(WHAT YOU ARE ASKED TO DO) Copy each line in which the string "получателя" occurs.

Collection entries
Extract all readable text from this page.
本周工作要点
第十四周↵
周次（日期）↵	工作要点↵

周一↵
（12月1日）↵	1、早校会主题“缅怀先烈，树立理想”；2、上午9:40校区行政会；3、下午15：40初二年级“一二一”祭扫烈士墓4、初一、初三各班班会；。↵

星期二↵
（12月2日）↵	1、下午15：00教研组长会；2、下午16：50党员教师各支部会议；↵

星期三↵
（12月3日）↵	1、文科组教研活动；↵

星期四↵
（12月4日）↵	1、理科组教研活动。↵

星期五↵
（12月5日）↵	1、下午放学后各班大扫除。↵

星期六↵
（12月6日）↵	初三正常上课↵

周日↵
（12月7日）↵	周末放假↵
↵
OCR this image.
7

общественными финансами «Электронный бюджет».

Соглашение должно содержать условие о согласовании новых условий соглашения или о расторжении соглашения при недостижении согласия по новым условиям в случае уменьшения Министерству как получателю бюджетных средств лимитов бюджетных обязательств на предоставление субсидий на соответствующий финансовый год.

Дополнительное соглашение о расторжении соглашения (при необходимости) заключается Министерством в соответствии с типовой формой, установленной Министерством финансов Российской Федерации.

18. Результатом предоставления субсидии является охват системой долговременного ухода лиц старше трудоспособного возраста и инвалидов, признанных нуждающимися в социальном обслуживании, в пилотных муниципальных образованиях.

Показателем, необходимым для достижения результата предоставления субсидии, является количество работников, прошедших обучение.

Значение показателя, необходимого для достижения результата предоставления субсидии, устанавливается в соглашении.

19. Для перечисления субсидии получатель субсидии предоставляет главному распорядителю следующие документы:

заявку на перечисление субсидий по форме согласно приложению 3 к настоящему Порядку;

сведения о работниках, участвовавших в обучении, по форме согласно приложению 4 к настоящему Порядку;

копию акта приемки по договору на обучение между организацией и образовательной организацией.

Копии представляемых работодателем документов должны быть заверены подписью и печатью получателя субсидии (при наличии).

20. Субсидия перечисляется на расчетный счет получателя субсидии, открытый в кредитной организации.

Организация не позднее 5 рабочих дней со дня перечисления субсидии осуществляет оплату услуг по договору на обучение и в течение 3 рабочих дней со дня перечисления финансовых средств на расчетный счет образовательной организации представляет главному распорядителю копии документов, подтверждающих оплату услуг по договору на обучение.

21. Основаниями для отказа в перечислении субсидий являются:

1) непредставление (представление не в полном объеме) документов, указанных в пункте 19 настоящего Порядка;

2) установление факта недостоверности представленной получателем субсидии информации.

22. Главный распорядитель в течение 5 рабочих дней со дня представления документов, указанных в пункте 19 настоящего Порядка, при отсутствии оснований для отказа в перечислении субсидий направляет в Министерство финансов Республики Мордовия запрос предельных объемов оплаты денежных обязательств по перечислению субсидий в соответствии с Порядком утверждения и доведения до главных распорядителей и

(SOLUTION)
Копии представляемых работодателем документов должны быть заверены подписью и печатью получателя субсидии (при наличии).
20. Субсидия перечисляется на расчетный счет получателя субсидии, открытый в кредитной организации.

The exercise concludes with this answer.